◆ **Your objective**
The entries are to be given back verbatim; no picture is to be copied.

◆ **Material to process**
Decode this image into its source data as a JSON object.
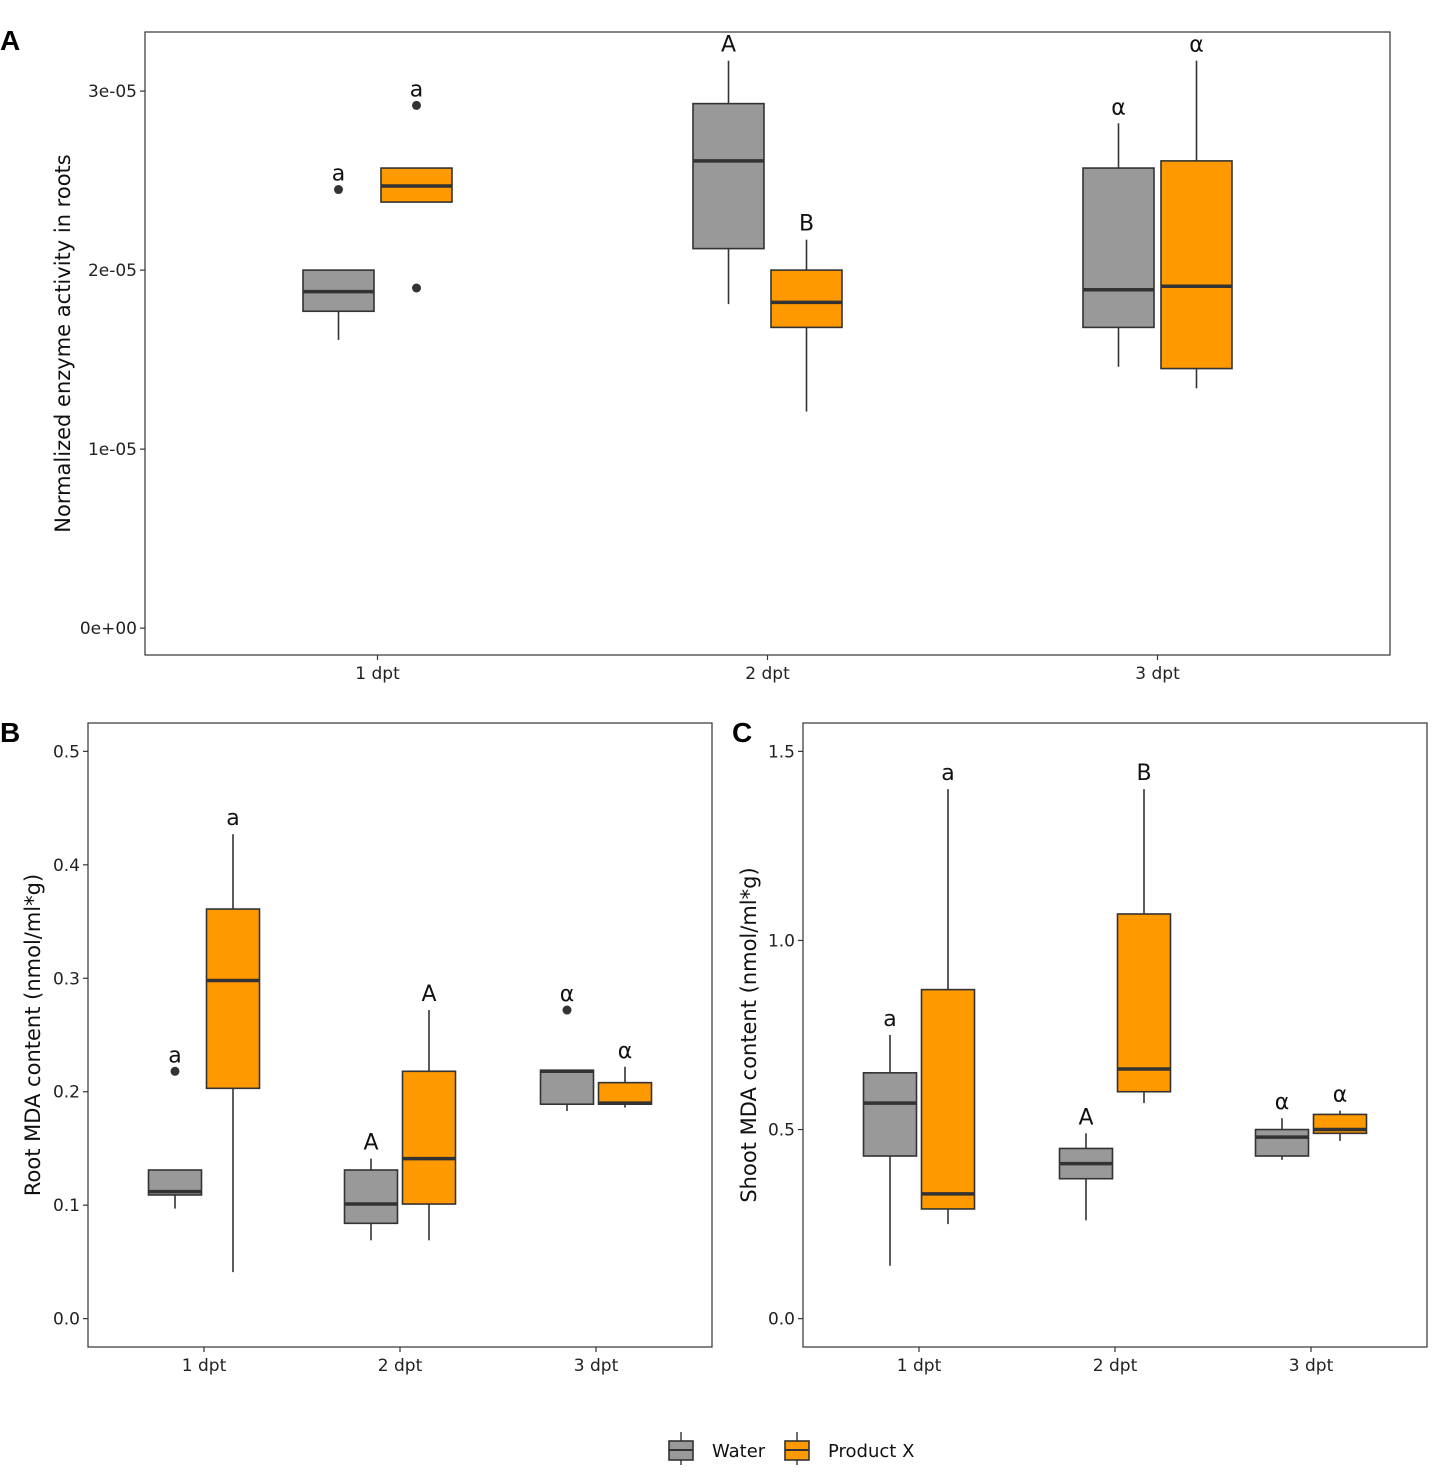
{
  "colors": {
    "water": "#999999",
    "product": "#ff9900",
    "line": "#333333",
    "frame": "#333333"
  },
  "legend": {
    "items": [
      {
        "label": "Water",
        "color": "#999999"
      },
      {
        "label": "Product X",
        "color": "#ff9900"
      }
    ]
  },
  "chart_data": [
    {
      "panel": "A",
      "type": "box",
      "ylabel": "Normalized enzyme activity in roots",
      "categories": [
        "1 dpt",
        "2 dpt",
        "3 dpt"
      ],
      "ylim": [
        -1.5e-06,
        3.33e-05
      ],
      "yticks": [
        0,
        1e-05,
        2e-05,
        3e-05
      ],
      "ytick_labels": [
        "0e+00",
        "1e-05",
        "2e-05",
        "3e-05"
      ],
      "series": [
        {
          "name": "Water",
          "boxes": [
            {
              "category": "1 dpt",
              "lower_whisker": 1.61e-05,
              "q1": 1.77e-05,
              "median": 1.88e-05,
              "q3": 2e-05,
              "upper_whisker": 2e-05,
              "outliers": [
                2.45e-05
              ],
              "sig": "a"
            },
            {
              "category": "2 dpt",
              "lower_whisker": 1.81e-05,
              "q1": 2.12e-05,
              "median": 2.61e-05,
              "q3": 2.93e-05,
              "upper_whisker": 3.17e-05,
              "outliers": [],
              "sig": "A"
            },
            {
              "category": "3 dpt",
              "lower_whisker": 1.46e-05,
              "q1": 1.68e-05,
              "median": 1.89e-05,
              "q3": 2.57e-05,
              "upper_whisker": 2.82e-05,
              "outliers": [],
              "sig": "α"
            }
          ]
        },
        {
          "name": "Product X",
          "boxes": [
            {
              "category": "1 dpt",
              "lower_whisker": 2.38e-05,
              "q1": 2.38e-05,
              "median": 2.47e-05,
              "q3": 2.57e-05,
              "upper_whisker": 2.57e-05,
              "outliers": [
                2.92e-05,
                1.9e-05
              ],
              "sig": "a"
            },
            {
              "category": "2 dpt",
              "lower_whisker": 1.21e-05,
              "q1": 1.68e-05,
              "median": 1.82e-05,
              "q3": 2e-05,
              "upper_whisker": 2.17e-05,
              "outliers": [],
              "sig": "B"
            },
            {
              "category": "3 dpt",
              "lower_whisker": 1.34e-05,
              "q1": 1.45e-05,
              "median": 1.91e-05,
              "q3": 2.61e-05,
              "upper_whisker": 3.17e-05,
              "outliers": [],
              "sig": "α"
            }
          ]
        }
      ]
    },
    {
      "panel": "B",
      "type": "box",
      "ylabel": "Root MDA content (nmol/ml*g)",
      "categories": [
        "1 dpt",
        "2 dpt",
        "3 dpt"
      ],
      "ylim": [
        -0.025,
        0.525
      ],
      "yticks": [
        0.0,
        0.1,
        0.2,
        0.3,
        0.4,
        0.5
      ],
      "ytick_labels": [
        "0.0",
        "0.1",
        "0.2",
        "0.3",
        "0.4",
        "0.5"
      ],
      "series": [
        {
          "name": "Water",
          "boxes": [
            {
              "category": "1 dpt",
              "lower_whisker": 0.097,
              "q1": 0.109,
              "median": 0.112,
              "q3": 0.131,
              "upper_whisker": 0.131,
              "outliers": [
                0.218
              ],
              "sig": "a"
            },
            {
              "category": "2 dpt",
              "lower_whisker": 0.069,
              "q1": 0.084,
              "median": 0.101,
              "q3": 0.131,
              "upper_whisker": 0.141,
              "outliers": [],
              "sig": "A"
            },
            {
              "category": "3 dpt",
              "lower_whisker": 0.183,
              "q1": 0.189,
              "median": 0.218,
              "q3": 0.219,
              "upper_whisker": 0.219,
              "outliers": [
                0.272
              ],
              "sig": "α"
            }
          ]
        },
        {
          "name": "Product X",
          "boxes": [
            {
              "category": "1 dpt",
              "lower_whisker": 0.041,
              "q1": 0.203,
              "median": 0.298,
              "q3": 0.361,
              "upper_whisker": 0.427,
              "outliers": [],
              "sig": "a"
            },
            {
              "category": "2 dpt",
              "lower_whisker": 0.069,
              "q1": 0.101,
              "median": 0.141,
              "q3": 0.218,
              "upper_whisker": 0.272,
              "outliers": [],
              "sig": "A"
            },
            {
              "category": "3 dpt",
              "lower_whisker": 0.186,
              "q1": 0.189,
              "median": 0.19,
              "q3": 0.208,
              "upper_whisker": 0.222,
              "outliers": [],
              "sig": "α"
            }
          ]
        }
      ]
    },
    {
      "panel": "C",
      "type": "box",
      "ylabel": "Shoot MDA content (nmol/ml*g)",
      "categories": [
        "1 dpt",
        "2 dpt",
        "3 dpt"
      ],
      "ylim": [
        -0.075,
        1.575
      ],
      "yticks": [
        0.0,
        0.5,
        1.0,
        1.5
      ],
      "ytick_labels": [
        "0.0",
        "0.5",
        "1.0",
        "1.5"
      ],
      "series": [
        {
          "name": "Water",
          "boxes": [
            {
              "category": "1 dpt",
              "lower_whisker": 0.14,
              "q1": 0.43,
              "median": 0.57,
              "q3": 0.65,
              "upper_whisker": 0.75,
              "outliers": [],
              "sig": "a"
            },
            {
              "category": "2 dpt",
              "lower_whisker": 0.26,
              "q1": 0.37,
              "median": 0.41,
              "q3": 0.45,
              "upper_whisker": 0.49,
              "outliers": [],
              "sig": "A"
            },
            {
              "category": "3 dpt",
              "lower_whisker": 0.42,
              "q1": 0.43,
              "median": 0.48,
              "q3": 0.5,
              "upper_whisker": 0.53,
              "outliers": [],
              "sig": "α"
            }
          ]
        },
        {
          "name": "Product X",
          "boxes": [
            {
              "category": "1 dpt",
              "lower_whisker": 0.25,
              "q1": 0.29,
              "median": 0.33,
              "q3": 0.87,
              "upper_whisker": 1.4,
              "outliers": [],
              "sig": "a"
            },
            {
              "category": "2 dpt",
              "lower_whisker": 0.57,
              "q1": 0.6,
              "median": 0.66,
              "q3": 1.07,
              "upper_whisker": 1.4,
              "outliers": [],
              "sig": "B"
            },
            {
              "category": "3 dpt",
              "lower_whisker": 0.47,
              "q1": 0.49,
              "median": 0.5,
              "q3": 0.54,
              "upper_whisker": 0.55,
              "outliers": [],
              "sig": "α"
            }
          ]
        }
      ]
    }
  ]
}
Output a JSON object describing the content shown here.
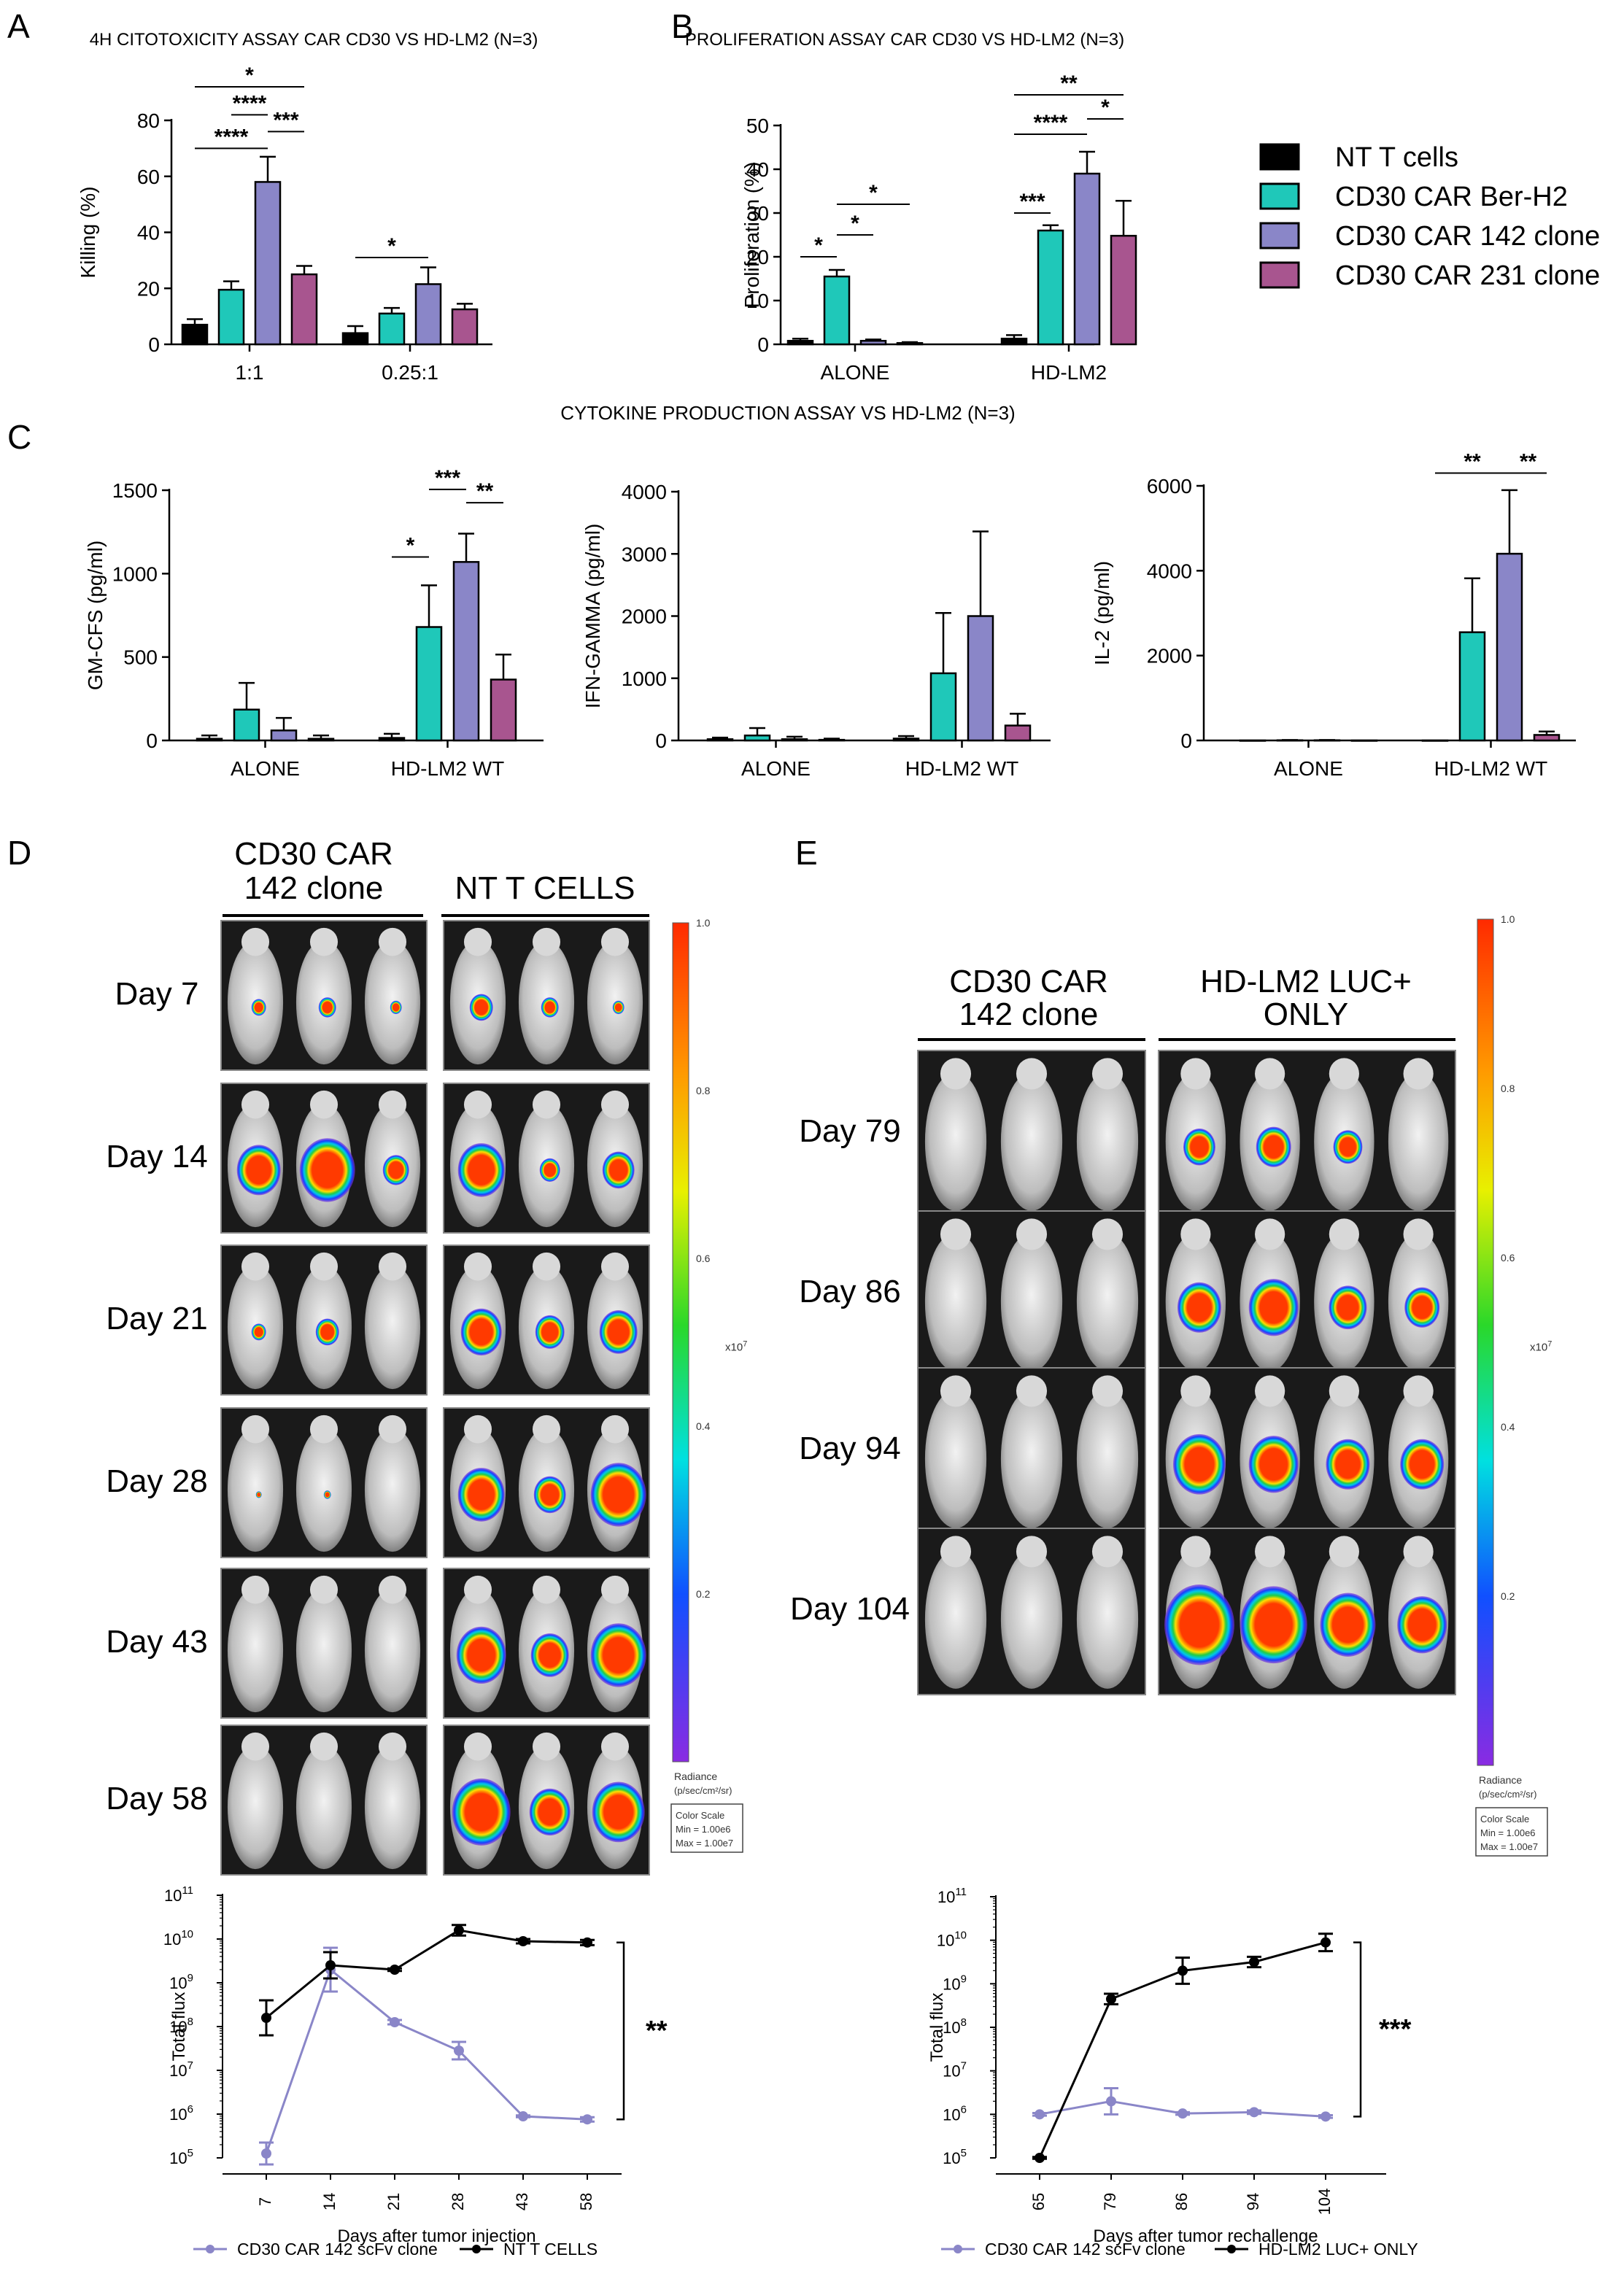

◆ **Solution to this exercise**
Decode this image into its source data as a JSON object.
{
  "colors": {
    "water": "#999999",
    "product": "#ff9900",
    "line": "#333333",
    "frame": "#333333"
  },
  "legend": {
    "items": [
      {
        "label": "Water",
        "color": "#999999"
      },
      {
        "label": "Product X",
        "color": "#ff9900"
      }
    ]
  },
  "chart_data": [
    {
      "panel": "A",
      "type": "box",
      "ylabel": "Normalized enzyme activity in roots",
      "categories": [
        "1 dpt",
        "2 dpt",
        "3 dpt"
      ],
      "ylim": [
        -1.5e-06,
        3.33e-05
      ],
      "yticks": [
        0,
        1e-05,
        2e-05,
        3e-05
      ],
      "ytick_labels": [
        "0e+00",
        "1e-05",
        "2e-05",
        "3e-05"
      ],
      "series": [
        {
          "name": "Water",
          "boxes": [
            {
              "category": "1 dpt",
              "lower_whisker": 1.61e-05,
              "q1": 1.77e-05,
              "median": 1.88e-05,
              "q3": 2e-05,
              "upper_whisker": 2e-05,
              "outliers": [
                2.45e-05
              ],
              "sig": "a"
            },
            {
              "category": "2 dpt",
              "lower_whisker": 1.81e-05,
              "q1": 2.12e-05,
              "median": 2.61e-05,
              "q3": 2.93e-05,
              "upper_whisker": 3.17e-05,
              "outliers": [],
              "sig": "A"
            },
            {
              "category": "3 dpt",
              "lower_whisker": 1.46e-05,
              "q1": 1.68e-05,
              "median": 1.89e-05,
              "q3": 2.57e-05,
              "upper_whisker": 2.82e-05,
              "outliers": [],
              "sig": "α"
            }
          ]
        },
        {
          "name": "Product X",
          "boxes": [
            {
              "category": "1 dpt",
              "lower_whisker": 2.38e-05,
              "q1": 2.38e-05,
              "median": 2.47e-05,
              "q3": 2.57e-05,
              "upper_whisker": 2.57e-05,
              "outliers": [
                2.92e-05,
                1.9e-05
              ],
              "sig": "a"
            },
            {
              "category": "2 dpt",
              "lower_whisker": 1.21e-05,
              "q1": 1.68e-05,
              "median": 1.82e-05,
              "q3": 2e-05,
              "upper_whisker": 2.17e-05,
              "outliers": [],
              "sig": "B"
            },
            {
              "category": "3 dpt",
              "lower_whisker": 1.34e-05,
              "q1": 1.45e-05,
              "median": 1.91e-05,
              "q3": 2.61e-05,
              "upper_whisker": 3.17e-05,
              "outliers": [],
              "sig": "α"
            }
          ]
        }
      ]
    },
    {
      "panel": "B",
      "type": "box",
      "ylabel": "Root MDA content (nmol/ml*g)",
      "categories": [
        "1 dpt",
        "2 dpt",
        "3 dpt"
      ],
      "ylim": [
        -0.025,
        0.525
      ],
      "yticks": [
        0.0,
        0.1,
        0.2,
        0.3,
        0.4,
        0.5
      ],
      "ytick_labels": [
        "0.0",
        "0.1",
        "0.2",
        "0.3",
        "0.4",
        "0.5"
      ],
      "series": [
        {
          "name": "Water",
          "boxes": [
            {
              "category": "1 dpt",
              "lower_whisker": 0.097,
              "q1": 0.109,
              "median": 0.112,
              "q3": 0.131,
              "upper_whisker": 0.131,
              "outliers": [
                0.218
              ],
              "sig": "a"
            },
            {
              "category": "2 dpt",
              "lower_whisker": 0.069,
              "q1": 0.084,
              "median": 0.101,
              "q3": 0.131,
              "upper_whisker": 0.141,
              "outliers": [],
              "sig": "A"
            },
            {
              "category": "3 dpt",
              "lower_whisker": 0.183,
              "q1": 0.189,
              "median": 0.218,
              "q3": 0.219,
              "upper_whisker": 0.219,
              "outliers": [
                0.272
              ],
              "sig": "α"
            }
          ]
        },
        {
          "name": "Product X",
          "boxes": [
            {
              "category": "1 dpt",
              "lower_whisker": 0.041,
              "q1": 0.203,
              "median": 0.298,
              "q3": 0.361,
              "upper_whisker": 0.427,
              "outliers": [],
              "sig": "a"
            },
            {
              "category": "2 dpt",
              "lower_whisker": 0.069,
              "q1": 0.101,
              "median": 0.141,
              "q3": 0.218,
              "upper_whisker": 0.272,
              "outliers": [],
              "sig": "A"
            },
            {
              "category": "3 dpt",
              "lower_whisker": 0.186,
              "q1": 0.189,
              "median": 0.19,
              "q3": 0.208,
              "upper_whisker": 0.222,
              "outliers": [],
              "sig": "α"
            }
          ]
        }
      ]
    },
    {
      "panel": "C",
      "type": "box",
      "ylabel": "Shoot MDA content (nmol/ml*g)",
      "categories": [
        "1 dpt",
        "2 dpt",
        "3 dpt"
      ],
      "ylim": [
        -0.075,
        1.575
      ],
      "yticks": [
        0.0,
        0.5,
        1.0,
        1.5
      ],
      "ytick_labels": [
        "0.0",
        "0.5",
        "1.0",
        "1.5"
      ],
      "series": [
        {
          "name": "Water",
          "boxes": [
            {
              "category": "1 dpt",
              "lower_whisker": 0.14,
              "q1": 0.43,
              "median": 0.57,
              "q3": 0.65,
              "upper_whisker": 0.75,
              "outliers": [],
              "sig": "a"
            },
            {
              "category": "2 dpt",
              "lower_whisker": 0.26,
              "q1": 0.37,
              "median": 0.41,
              "q3": 0.45,
              "upper_whisker": 0.49,
              "outliers": [],
              "sig": "A"
            },
            {
              "category": "3 dpt",
              "lower_whisker": 0.42,
              "q1": 0.43,
              "median": 0.48,
              "q3": 0.5,
              "upper_whisker": 0.53,
              "outliers": [],
              "sig": "α"
            }
          ]
        },
        {
          "name": "Product X",
          "boxes": [
            {
              "category": "1 dpt",
              "lower_whisker": 0.25,
              "q1": 0.29,
              "median": 0.33,
              "q3": 0.87,
              "upper_whisker": 1.4,
              "outliers": [],
              "sig": "a"
            },
            {
              "category": "2 dpt",
              "lower_whisker": 0.57,
              "q1": 0.6,
              "median": 0.66,
              "q3": 1.07,
              "upper_whisker": 1.4,
              "outliers": [],
              "sig": "B"
            },
            {
              "category": "3 dpt",
              "lower_whisker": 0.47,
              "q1": 0.49,
              "median": 0.5,
              "q3": 0.54,
              "upper_whisker": 0.55,
              "outliers": [],
              "sig": "α"
            }
          ]
        }
      ]
    }
  ]
}
Output a JSON object describing the content shown here.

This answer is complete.